From the piece on multitasking below, quote word for word the passage running from "People brag they" up to and including "to my routine.".

* SUPPLIED PASSAGE *
--------------------------------
That’s not multitasking. It’s having an attention-deficit-disorder seizure. Instead of actually completing one task, I have a multitude of jobs half-done at all times.
People brag they can do several things at once. I can also do several things at once; I just do it really poorly.
In order to save time, I’ll brush my teeth while putting on deodorant. I clench the toothbrush between my teeth, trying to open the antiperspirant with one hand. Then my electric toothbrush shakes out of my mouth, hits the floor and sprays toothpaste and spit all over the bathroom rug. Instead of saving time, I’ve added 10 minutes to my routine.
Or I’ll decide to make a salad and try to make only one trip from the fridge to the counter. I’m carrying olives clasped under my chin, spinach squeezed between my knees, peppers balanced on my elbow and mushrooms perched on my head.
My husband walks in and asks, “What are you doing?”
“Making a salad,” I hiss, because I have a bag of walnuts clamped between my teeth.
He watches as I walk pigeon-toed across the kitchen and try to place everything on the counter. If I was in a sitcom, there would be a laugh track as I juggle all those items before I hit the floor and everything lands on my head.
--------------------------------
* SOURCE DATA *
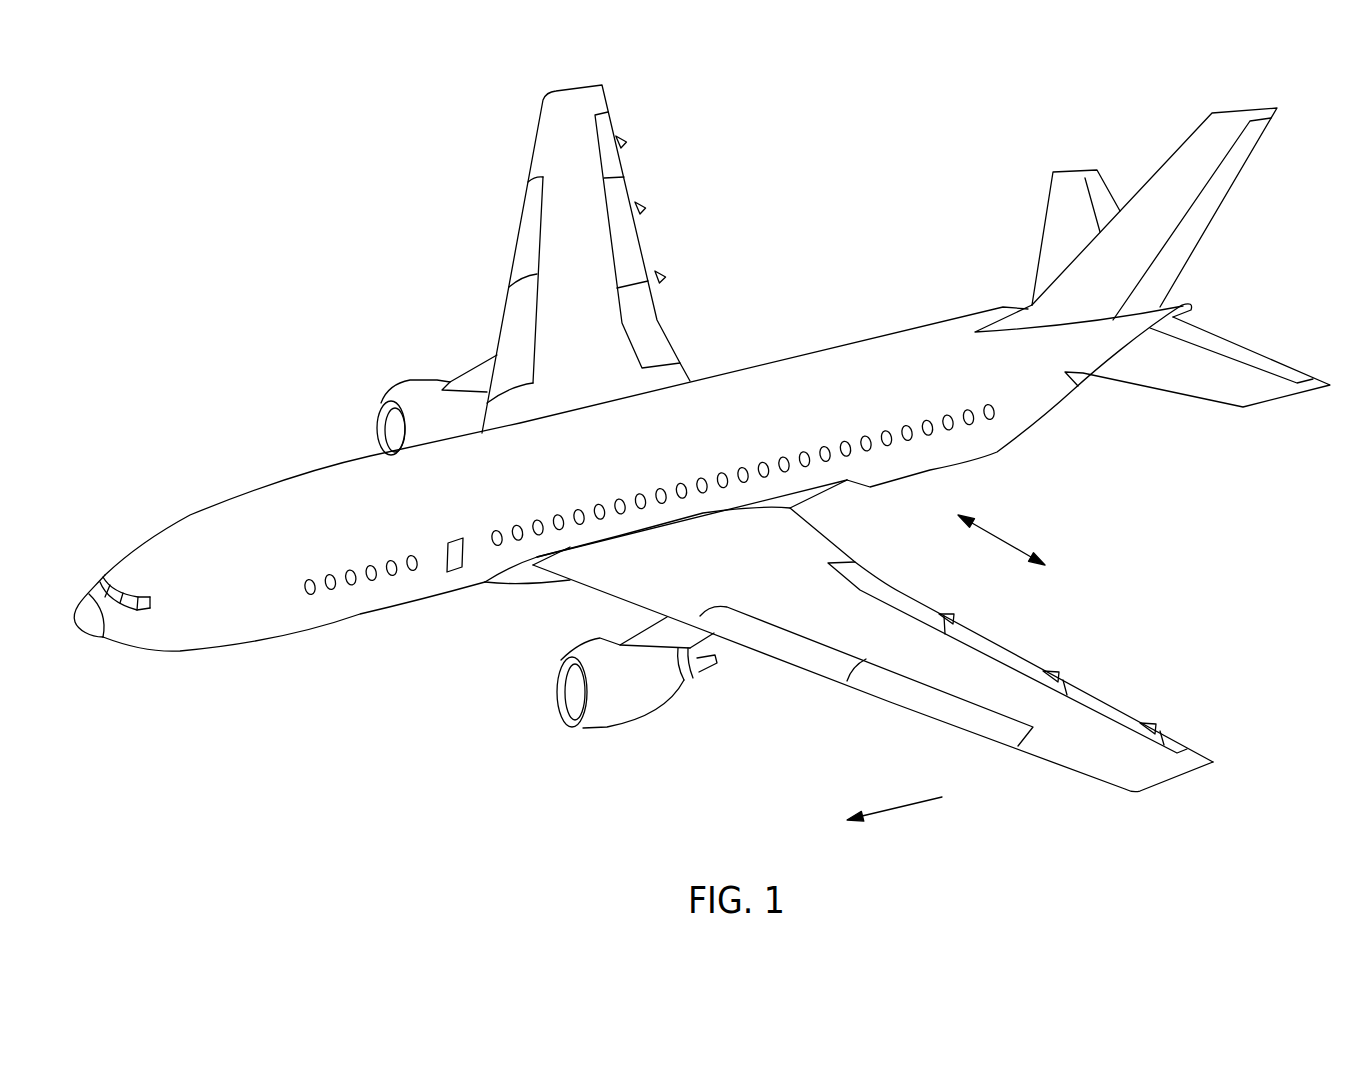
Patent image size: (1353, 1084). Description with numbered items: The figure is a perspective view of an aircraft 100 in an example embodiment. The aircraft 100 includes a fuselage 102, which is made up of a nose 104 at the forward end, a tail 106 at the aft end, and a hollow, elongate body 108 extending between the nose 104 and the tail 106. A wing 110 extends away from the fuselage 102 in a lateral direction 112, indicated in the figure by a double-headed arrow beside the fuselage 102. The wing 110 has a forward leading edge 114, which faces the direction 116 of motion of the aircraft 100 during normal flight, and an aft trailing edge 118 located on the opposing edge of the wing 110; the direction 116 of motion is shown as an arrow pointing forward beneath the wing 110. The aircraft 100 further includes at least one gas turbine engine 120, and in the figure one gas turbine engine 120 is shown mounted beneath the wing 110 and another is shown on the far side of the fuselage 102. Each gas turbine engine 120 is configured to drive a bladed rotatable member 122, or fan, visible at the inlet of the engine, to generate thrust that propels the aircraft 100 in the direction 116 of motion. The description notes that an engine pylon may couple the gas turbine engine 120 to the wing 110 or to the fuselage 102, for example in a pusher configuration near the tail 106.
--------------------------------
* RESPONSE TO THIS TASK *
People brag they can do several things at once. I can also do several things at once; I just do it really poorly.
In order to save time, I’ll brush my teeth while putting on deodorant. I clench the toothbrush between my teeth, trying to open the antiperspirant with one hand. Then my electric toothbrush shakes out of my mouth, hits the floor and sprays toothpaste and spit all over the bathroom rug. Instead of saving time, I’ve added 10 minutes to my routine.